[Stored dataset items]

-----

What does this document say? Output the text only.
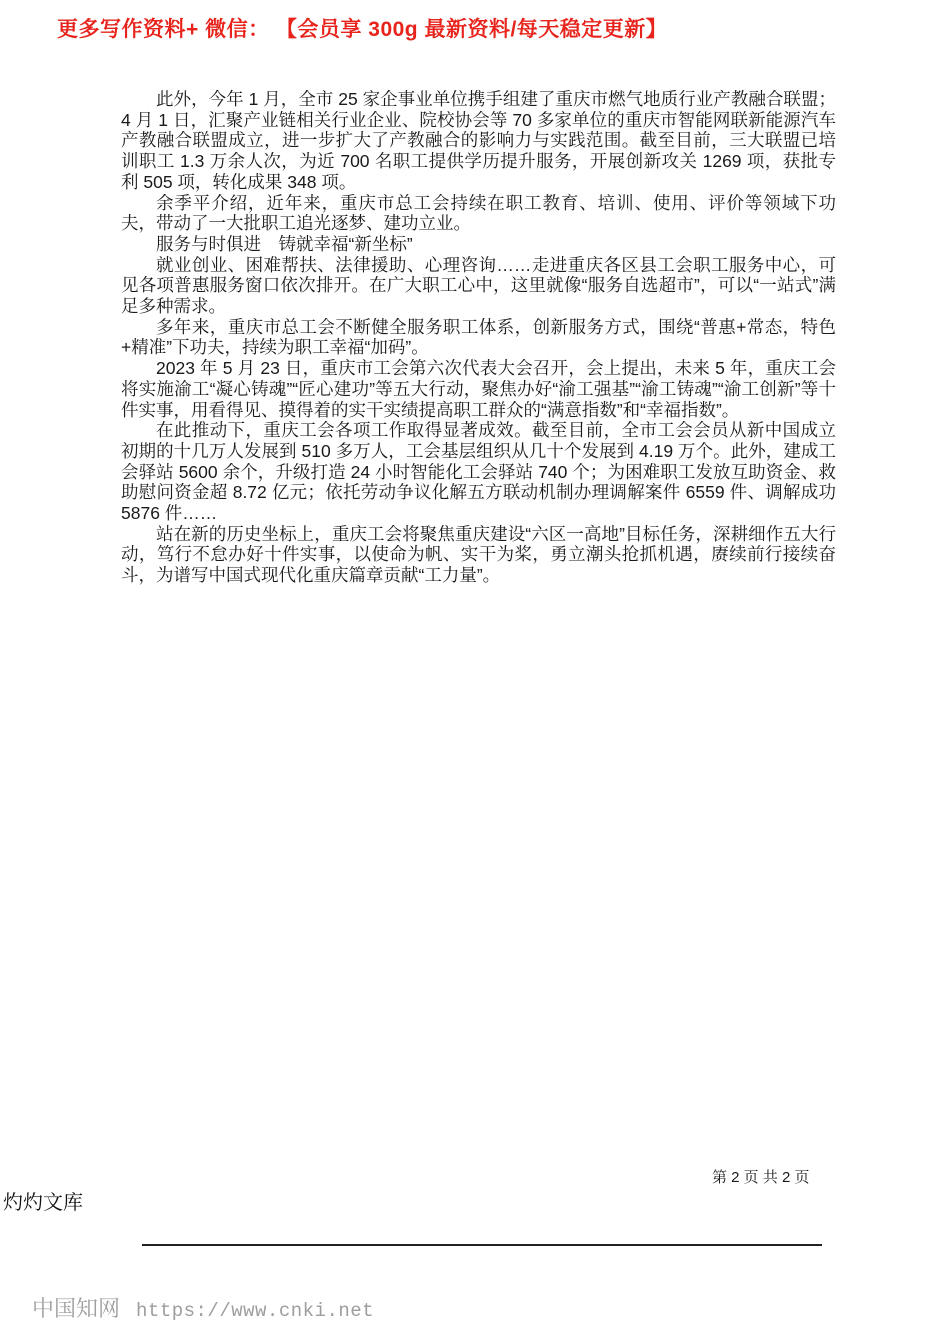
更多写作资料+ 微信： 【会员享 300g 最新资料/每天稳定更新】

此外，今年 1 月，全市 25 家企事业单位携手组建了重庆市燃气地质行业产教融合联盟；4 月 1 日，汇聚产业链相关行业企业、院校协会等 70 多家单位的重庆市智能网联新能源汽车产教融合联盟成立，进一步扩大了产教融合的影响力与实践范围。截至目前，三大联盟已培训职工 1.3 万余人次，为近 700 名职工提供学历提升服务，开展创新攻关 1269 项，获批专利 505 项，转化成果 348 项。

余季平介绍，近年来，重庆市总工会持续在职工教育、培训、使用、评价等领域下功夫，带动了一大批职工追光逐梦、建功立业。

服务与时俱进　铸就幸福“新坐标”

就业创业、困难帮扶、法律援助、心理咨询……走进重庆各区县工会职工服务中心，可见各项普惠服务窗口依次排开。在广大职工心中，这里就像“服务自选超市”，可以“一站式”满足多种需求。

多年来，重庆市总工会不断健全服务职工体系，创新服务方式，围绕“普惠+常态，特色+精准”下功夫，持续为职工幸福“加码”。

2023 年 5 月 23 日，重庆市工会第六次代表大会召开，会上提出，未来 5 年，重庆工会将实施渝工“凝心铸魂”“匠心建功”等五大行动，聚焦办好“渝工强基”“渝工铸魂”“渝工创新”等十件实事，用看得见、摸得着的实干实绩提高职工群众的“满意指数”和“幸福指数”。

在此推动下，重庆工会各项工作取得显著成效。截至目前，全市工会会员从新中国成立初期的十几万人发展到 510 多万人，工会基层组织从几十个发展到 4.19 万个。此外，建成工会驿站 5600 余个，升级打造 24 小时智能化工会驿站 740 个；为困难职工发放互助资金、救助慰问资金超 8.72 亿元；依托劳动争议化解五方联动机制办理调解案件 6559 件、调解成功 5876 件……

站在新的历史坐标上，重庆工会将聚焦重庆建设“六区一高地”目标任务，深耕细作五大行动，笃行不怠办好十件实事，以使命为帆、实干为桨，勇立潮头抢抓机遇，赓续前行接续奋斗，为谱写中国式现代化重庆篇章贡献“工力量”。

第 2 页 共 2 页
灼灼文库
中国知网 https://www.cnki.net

-----

What is expected. With the pictures omitted, reproduce the records in full and exactly.

Exercise answer.
What does this document say? Output the text only.
更多写作资料+ 微信： 【会员享 300g 最新资料/每天稳定更新】

此外，今年 1 月，全市 25 家企事业单位携手组建了重庆市燃气地质行业产教融合联盟；4 月 1 日，汇聚产业链相关行业企业、院校协会等 70 多家单位的重庆市智能网联新能源汽车产教融合联盟成立，进一步扩大了产教融合的影响力与实践范围。截至目前，三大联盟已培训职工 1.3 万余人次，为近 700 名职工提供学历提升服务，开展创新攻关 1269 项，获批专利 505 项，转化成果 348 项。

余季平介绍，近年来，重庆市总工会持续在职工教育、培训、使用、评价等领域下功夫，带动了一大批职工追光逐梦、建功立业。

服务与时俱进　铸就幸福“新坐标”

就业创业、困难帮扶、法律援助、心理咨询……走进重庆各区县工会职工服务中心，可见各项普惠服务窗口依次排开。在广大职工心中，这里就像“服务自选超市”，可以“一站式”满足多种需求。

多年来，重庆市总工会不断健全服务职工体系，创新服务方式，围绕“普惠+常态，特色+精准”下功夫，持续为职工幸福“加码”。

2023 年 5 月 23 日，重庆市工会第六次代表大会召开，会上提出，未来 5 年，重庆工会将实施渝工“凝心铸魂”“匠心建功”等五大行动，聚焦办好“渝工强基”“渝工铸魂”“渝工创新”等十件实事，用看得见、摸得着的实干实绩提高职工群众的“满意指数”和“幸福指数”。

在此推动下，重庆工会各项工作取得显著成效。截至目前，全市工会会员从新中国成立初期的十几万人发展到 510 多万人，工会基层组织从几十个发展到 4.19 万个。此外，建成工会驿站 5600 余个，升级打造 24 小时智能化工会驿站 740 个；为困难职工发放互助资金、救助慰问资金超 8.72 亿元；依托劳动争议化解五方联动机制办理调解案件 6559 件、调解成功 5876 件……

站在新的历史坐标上，重庆工会将聚焦重庆建设“六区一高地”目标任务，深耕细作五大行动，笃行不怠办好十件实事，以使命为帆、实干为桨，勇立潮头抢抓机遇，赓续前行接续奋斗，为谱写中国式现代化重庆篇章贡献“工力量”。

第 2 页 共 2 页
灼灼文库
中国知网 https://www.cnki.net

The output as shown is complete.